Problem to solve:
Copy out the listing that follows, exactly, without its pictures.
Start of Records supplied
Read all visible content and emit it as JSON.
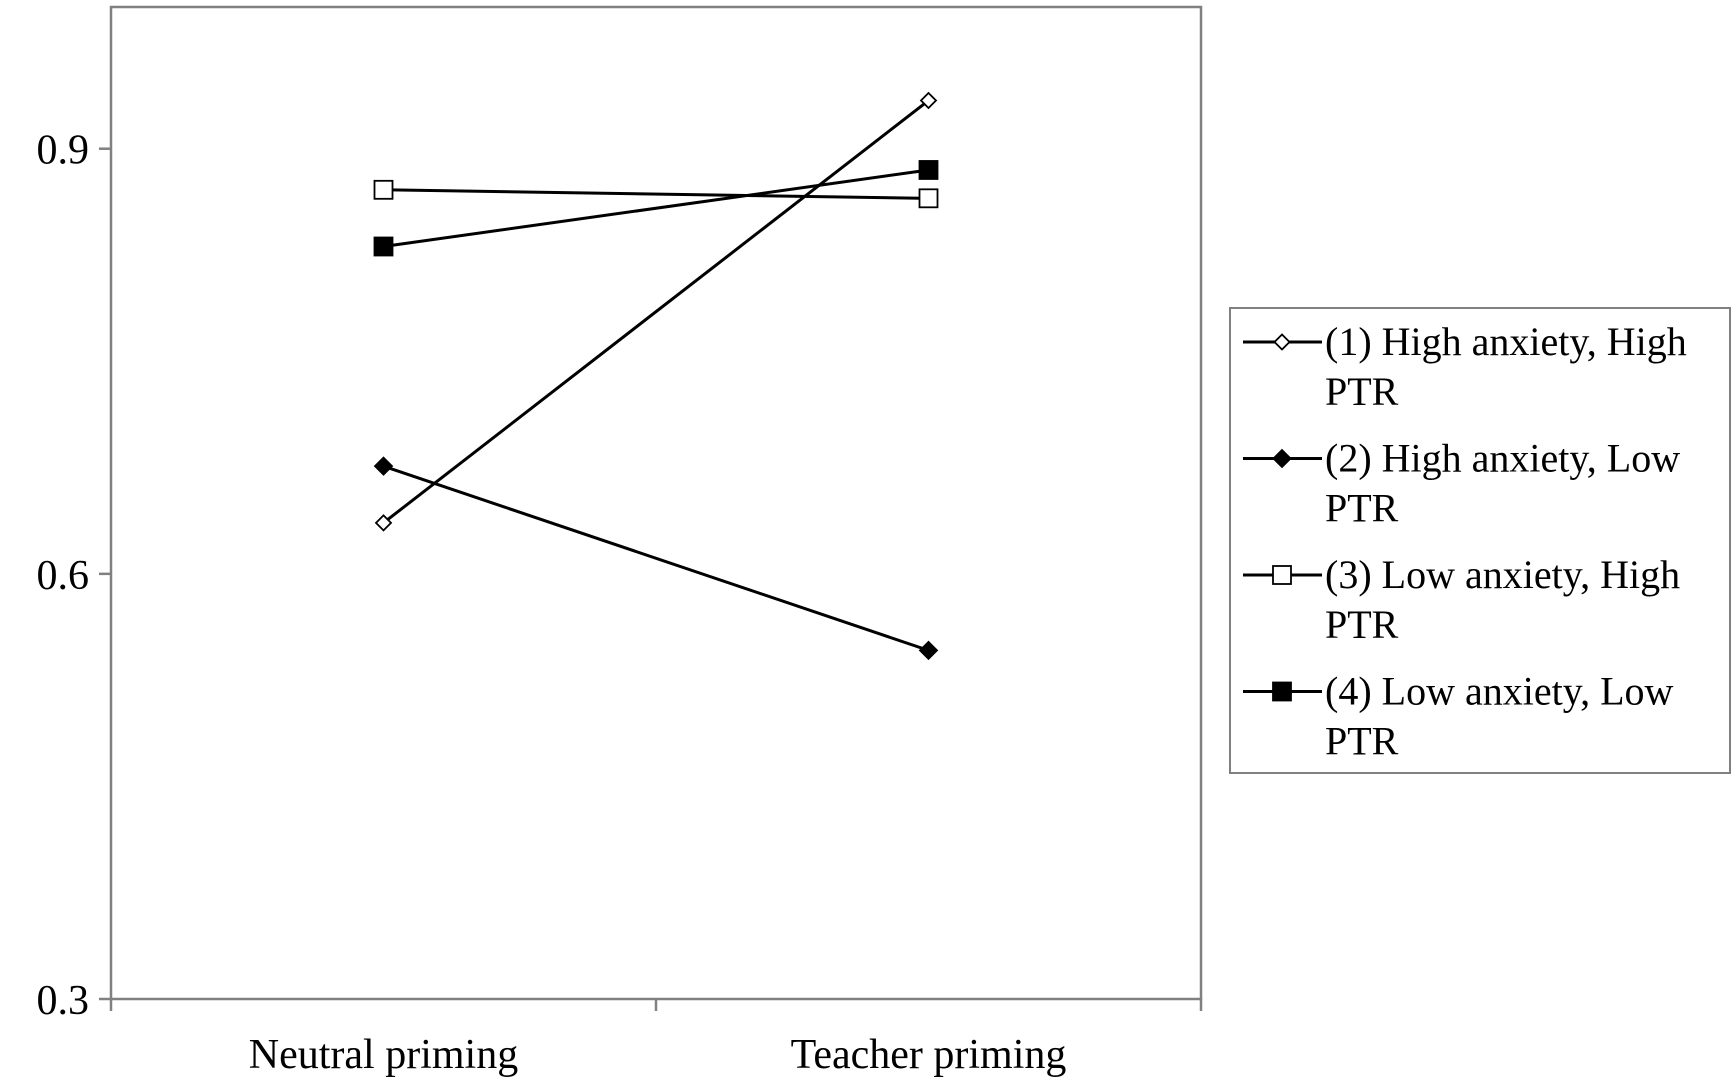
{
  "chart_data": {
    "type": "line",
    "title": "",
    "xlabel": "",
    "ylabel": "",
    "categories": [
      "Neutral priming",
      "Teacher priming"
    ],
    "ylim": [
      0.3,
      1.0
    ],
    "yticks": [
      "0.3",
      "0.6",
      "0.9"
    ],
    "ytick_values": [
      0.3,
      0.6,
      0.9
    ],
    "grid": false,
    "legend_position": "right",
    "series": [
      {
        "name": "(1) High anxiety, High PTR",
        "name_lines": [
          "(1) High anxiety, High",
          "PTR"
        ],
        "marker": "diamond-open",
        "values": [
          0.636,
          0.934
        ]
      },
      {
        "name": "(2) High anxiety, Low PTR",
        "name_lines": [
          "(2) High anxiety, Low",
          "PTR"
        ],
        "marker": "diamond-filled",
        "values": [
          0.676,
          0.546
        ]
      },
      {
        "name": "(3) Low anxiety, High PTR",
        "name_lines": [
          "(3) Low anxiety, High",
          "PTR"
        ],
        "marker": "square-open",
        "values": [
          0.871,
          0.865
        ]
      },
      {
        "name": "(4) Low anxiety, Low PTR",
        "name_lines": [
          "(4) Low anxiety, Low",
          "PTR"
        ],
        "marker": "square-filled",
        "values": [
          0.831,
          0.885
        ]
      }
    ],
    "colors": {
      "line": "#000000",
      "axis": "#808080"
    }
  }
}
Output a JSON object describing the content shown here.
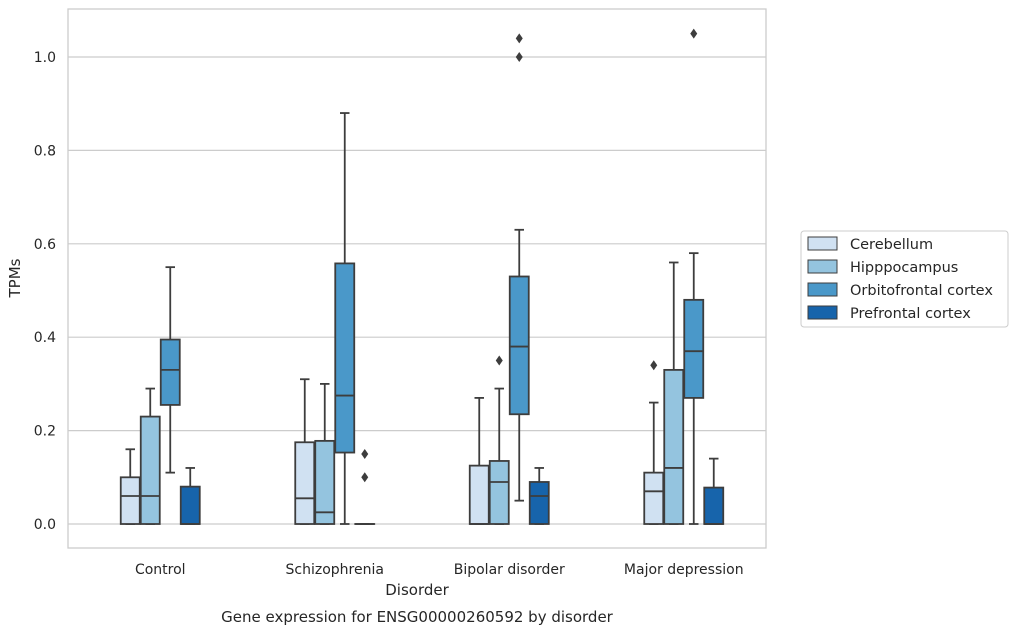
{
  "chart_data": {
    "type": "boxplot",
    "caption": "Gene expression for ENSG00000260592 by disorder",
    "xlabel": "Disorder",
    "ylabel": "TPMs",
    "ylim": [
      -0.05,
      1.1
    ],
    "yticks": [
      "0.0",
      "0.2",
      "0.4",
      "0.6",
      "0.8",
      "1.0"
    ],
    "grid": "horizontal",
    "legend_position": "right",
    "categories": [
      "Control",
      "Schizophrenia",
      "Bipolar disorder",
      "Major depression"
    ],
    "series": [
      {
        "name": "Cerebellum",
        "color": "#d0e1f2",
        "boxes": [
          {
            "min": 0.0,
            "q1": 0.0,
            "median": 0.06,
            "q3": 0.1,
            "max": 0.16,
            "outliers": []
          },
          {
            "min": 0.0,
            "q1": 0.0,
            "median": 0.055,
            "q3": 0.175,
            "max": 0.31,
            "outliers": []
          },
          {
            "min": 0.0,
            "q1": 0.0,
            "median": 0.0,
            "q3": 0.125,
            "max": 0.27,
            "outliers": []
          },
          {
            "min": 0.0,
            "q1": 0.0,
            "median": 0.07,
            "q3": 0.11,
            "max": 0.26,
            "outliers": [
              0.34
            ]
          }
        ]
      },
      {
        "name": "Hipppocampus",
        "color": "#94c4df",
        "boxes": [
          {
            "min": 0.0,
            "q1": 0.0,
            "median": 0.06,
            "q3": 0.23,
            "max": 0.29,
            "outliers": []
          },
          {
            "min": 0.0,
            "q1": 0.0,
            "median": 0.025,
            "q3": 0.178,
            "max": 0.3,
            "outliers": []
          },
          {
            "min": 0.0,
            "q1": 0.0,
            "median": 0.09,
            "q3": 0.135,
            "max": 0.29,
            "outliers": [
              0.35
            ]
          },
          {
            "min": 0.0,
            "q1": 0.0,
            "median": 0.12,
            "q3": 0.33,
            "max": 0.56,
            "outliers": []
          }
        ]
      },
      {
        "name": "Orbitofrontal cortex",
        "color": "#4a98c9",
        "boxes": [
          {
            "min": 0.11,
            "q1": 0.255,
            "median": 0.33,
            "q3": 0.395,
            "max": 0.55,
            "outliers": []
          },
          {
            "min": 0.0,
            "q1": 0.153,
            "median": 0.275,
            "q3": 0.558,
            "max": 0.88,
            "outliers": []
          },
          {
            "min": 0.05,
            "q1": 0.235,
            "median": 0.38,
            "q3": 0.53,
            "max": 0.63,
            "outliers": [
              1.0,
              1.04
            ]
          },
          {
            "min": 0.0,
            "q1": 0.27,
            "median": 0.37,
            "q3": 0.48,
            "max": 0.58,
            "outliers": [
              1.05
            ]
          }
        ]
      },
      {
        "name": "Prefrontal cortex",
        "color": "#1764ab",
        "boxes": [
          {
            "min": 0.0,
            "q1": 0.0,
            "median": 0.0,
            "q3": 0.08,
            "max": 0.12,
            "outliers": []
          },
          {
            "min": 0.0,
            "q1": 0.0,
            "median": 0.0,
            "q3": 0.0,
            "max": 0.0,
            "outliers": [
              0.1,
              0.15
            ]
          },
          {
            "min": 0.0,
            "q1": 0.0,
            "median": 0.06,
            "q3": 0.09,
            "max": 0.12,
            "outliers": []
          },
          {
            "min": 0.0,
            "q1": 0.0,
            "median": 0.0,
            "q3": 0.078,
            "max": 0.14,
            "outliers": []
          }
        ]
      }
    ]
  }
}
End of Records supplied
Written response:
Read all visible content and emit it as JSON.
{
  "chart_data": {
    "type": "line",
    "title": "",
    "xlabel": "",
    "ylabel": "",
    "categories": [
      "Neutral priming",
      "Teacher priming"
    ],
    "ylim": [
      0.3,
      1.0
    ],
    "yticks": [
      "0.3",
      "0.6",
      "0.9"
    ],
    "ytick_values": [
      0.3,
      0.6,
      0.9
    ],
    "grid": false,
    "legend_position": "right",
    "series": [
      {
        "name": "(1) High anxiety, High PTR",
        "name_lines": [
          "(1) High anxiety, High",
          "PTR"
        ],
        "marker": "diamond-open",
        "values": [
          0.636,
          0.934
        ]
      },
      {
        "name": "(2) High anxiety, Low PTR",
        "name_lines": [
          "(2) High anxiety, Low",
          "PTR"
        ],
        "marker": "diamond-filled",
        "values": [
          0.676,
          0.546
        ]
      },
      {
        "name": "(3) Low anxiety, High PTR",
        "name_lines": [
          "(3) Low anxiety, High",
          "PTR"
        ],
        "marker": "square-open",
        "values": [
          0.871,
          0.865
        ]
      },
      {
        "name": "(4) Low anxiety, Low PTR",
        "name_lines": [
          "(4) Low anxiety, Low",
          "PTR"
        ],
        "marker": "square-filled",
        "values": [
          0.831,
          0.885
        ]
      }
    ],
    "colors": {
      "line": "#000000",
      "axis": "#808080"
    }
  }
}
Output a JSON object describing the content shown here.
{
  "chart_data": {
    "type": "boxplot",
    "caption": "Gene expression for ENSG00000260592 by disorder",
    "xlabel": "Disorder",
    "ylabel": "TPMs",
    "ylim": [
      -0.05,
      1.1
    ],
    "yticks": [
      "0.0",
      "0.2",
      "0.4",
      "0.6",
      "0.8",
      "1.0"
    ],
    "grid": "horizontal",
    "legend_position": "right",
    "categories": [
      "Control",
      "Schizophrenia",
      "Bipolar disorder",
      "Major depression"
    ],
    "series": [
      {
        "name": "Cerebellum",
        "color": "#d0e1f2",
        "boxes": [
          {
            "min": 0.0,
            "q1": 0.0,
            "median": 0.06,
            "q3": 0.1,
            "max": 0.16,
            "outliers": []
          },
          {
            "min": 0.0,
            "q1": 0.0,
            "median": 0.055,
            "q3": 0.175,
            "max": 0.31,
            "outliers": []
          },
          {
            "min": 0.0,
            "q1": 0.0,
            "median": 0.0,
            "q3": 0.125,
            "max": 0.27,
            "outliers": []
          },
          {
            "min": 0.0,
            "q1": 0.0,
            "median": 0.07,
            "q3": 0.11,
            "max": 0.26,
            "outliers": [
              0.34
            ]
          }
        ]
      },
      {
        "name": "Hipppocampus",
        "color": "#94c4df",
        "boxes": [
          {
            "min": 0.0,
            "q1": 0.0,
            "median": 0.06,
            "q3": 0.23,
            "max": 0.29,
            "outliers": []
          },
          {
            "min": 0.0,
            "q1": 0.0,
            "median": 0.025,
            "q3": 0.178,
            "max": 0.3,
            "outliers": []
          },
          {
            "min": 0.0,
            "q1": 0.0,
            "median": 0.09,
            "q3": 0.135,
            "max": 0.29,
            "outliers": [
              0.35
            ]
          },
          {
            "min": 0.0,
            "q1": 0.0,
            "median": 0.12,
            "q3": 0.33,
            "max": 0.56,
            "outliers": []
          }
        ]
      },
      {
        "name": "Orbitofrontal cortex",
        "color": "#4a98c9",
        "boxes": [
          {
            "min": 0.11,
            "q1": 0.255,
            "median": 0.33,
            "q3": 0.395,
            "max": 0.55,
            "outliers": []
          },
          {
            "min": 0.0,
            "q1": 0.153,
            "median": 0.275,
            "q3": 0.558,
            "max": 0.88,
            "outliers": []
          },
          {
            "min": 0.05,
            "q1": 0.235,
            "median": 0.38,
            "q3": 0.53,
            "max": 0.63,
            "outliers": [
              1.0,
              1.04
            ]
          },
          {
            "min": 0.0,
            "q1": 0.27,
            "median": 0.37,
            "q3": 0.48,
            "max": 0.58,
            "outliers": [
              1.05
            ]
          }
        ]
      },
      {
        "name": "Prefrontal cortex",
        "color": "#1764ab",
        "boxes": [
          {
            "min": 0.0,
            "q1": 0.0,
            "median": 0.0,
            "q3": 0.08,
            "max": 0.12,
            "outliers": []
          },
          {
            "min": 0.0,
            "q1": 0.0,
            "median": 0.0,
            "q3": 0.0,
            "max": 0.0,
            "outliers": [
              0.1,
              0.15
            ]
          },
          {
            "min": 0.0,
            "q1": 0.0,
            "median": 0.06,
            "q3": 0.09,
            "max": 0.12,
            "outliers": []
          },
          {
            "min": 0.0,
            "q1": 0.0,
            "median": 0.0,
            "q3": 0.078,
            "max": 0.14,
            "outliers": []
          }
        ]
      }
    ]
  }
}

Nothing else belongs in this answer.